──────── DATASET ROWS

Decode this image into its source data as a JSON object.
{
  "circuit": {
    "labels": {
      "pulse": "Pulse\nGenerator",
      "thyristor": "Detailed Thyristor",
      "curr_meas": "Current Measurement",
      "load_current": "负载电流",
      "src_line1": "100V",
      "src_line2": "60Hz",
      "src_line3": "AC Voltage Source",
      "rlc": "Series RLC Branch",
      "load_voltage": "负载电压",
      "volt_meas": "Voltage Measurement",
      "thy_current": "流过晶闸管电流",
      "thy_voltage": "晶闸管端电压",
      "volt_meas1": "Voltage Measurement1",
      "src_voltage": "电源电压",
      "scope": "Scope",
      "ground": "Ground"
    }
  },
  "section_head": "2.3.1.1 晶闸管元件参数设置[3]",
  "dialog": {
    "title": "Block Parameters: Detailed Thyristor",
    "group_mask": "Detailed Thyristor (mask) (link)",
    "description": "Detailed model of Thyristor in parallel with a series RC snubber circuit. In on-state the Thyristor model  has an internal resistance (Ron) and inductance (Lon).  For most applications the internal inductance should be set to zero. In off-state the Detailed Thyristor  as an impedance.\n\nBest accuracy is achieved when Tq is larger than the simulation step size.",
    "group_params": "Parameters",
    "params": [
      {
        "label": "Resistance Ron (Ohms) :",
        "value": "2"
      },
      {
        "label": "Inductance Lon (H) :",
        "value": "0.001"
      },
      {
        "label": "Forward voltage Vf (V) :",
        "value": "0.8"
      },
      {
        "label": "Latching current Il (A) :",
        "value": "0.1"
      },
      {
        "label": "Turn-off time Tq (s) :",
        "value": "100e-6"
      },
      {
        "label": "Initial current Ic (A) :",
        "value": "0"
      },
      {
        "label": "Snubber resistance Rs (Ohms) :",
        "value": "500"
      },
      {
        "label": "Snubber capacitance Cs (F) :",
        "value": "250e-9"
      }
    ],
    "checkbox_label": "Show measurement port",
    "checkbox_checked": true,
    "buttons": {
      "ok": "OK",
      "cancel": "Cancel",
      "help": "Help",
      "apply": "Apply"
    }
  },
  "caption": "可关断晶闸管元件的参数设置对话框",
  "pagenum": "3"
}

────────────────

## WHAT IS ASKED
Copy each line of the data above without altering a single character.

## TASK SOLUTION
Decode this image into its source data as a JSON object.
{
  "circuit": {
    "labels": {
      "pulse": "Pulse\nGenerator",
      "thyristor": "Detailed Thyristor",
      "curr_meas": "Current Measurement",
      "load_current": "负载电流",
      "src_line1": "100V",
      "src_line2": "60Hz",
      "src_line3": "AC Voltage Source",
      "rlc": "Series RLC Branch",
      "load_voltage": "负载电压",
      "volt_meas": "Voltage Measurement",
      "thy_current": "流过晶闸管电流",
      "thy_voltage": "晶闸管端电压",
      "volt_meas1": "Voltage Measurement1",
      "src_voltage": "电源电压",
      "scope": "Scope",
      "ground": "Ground"
    }
  },
  "section_head": "2.3.1.1 晶闸管元件参数设置[3]",
  "dialog": {
    "title": "Block Parameters: Detailed Thyristor",
    "group_mask": "Detailed Thyristor (mask) (link)",
    "description": "Detailed model of Thyristor in parallel with a series RC snubber circuit. In on-state the Thyristor model  has an internal resistance (Ron) and inductance (Lon).  For most applications the internal inductance should be set to zero. In off-state the Detailed Thyristor  as an impedance.\n\nBest accuracy is achieved when Tq is larger than the simulation step size.",
    "group_params": "Parameters",
    "params": [
      {
        "label": "Resistance Ron (Ohms) :",
        "value": "2"
      },
      {
        "label": "Inductance Lon (H) :",
        "value": "0.001"
      },
      {
        "label": "Forward voltage Vf (V) :",
        "value": "0.8"
      },
      {
        "label": "Latching current Il (A) :",
        "value": "0.1"
      },
      {
        "label": "Turn-off time Tq (s) :",
        "value": "100e-6"
      },
      {
        "label": "Initial current Ic (A) :",
        "value": "0"
      },
      {
        "label": "Snubber resistance Rs (Ohms) :",
        "value": "500"
      },
      {
        "label": "Snubber capacitance Cs (F) :",
        "value": "250e-9"
      }
    ],
    "checkbox_label": "Show measurement port",
    "checkbox_checked": true,
    "buttons": {
      "ok": "OK",
      "cancel": "Cancel",
      "help": "Help",
      "apply": "Apply"
    }
  },
  "caption": "可关断晶闸管元件的参数设置对话框",
  "pagenum": "3"
}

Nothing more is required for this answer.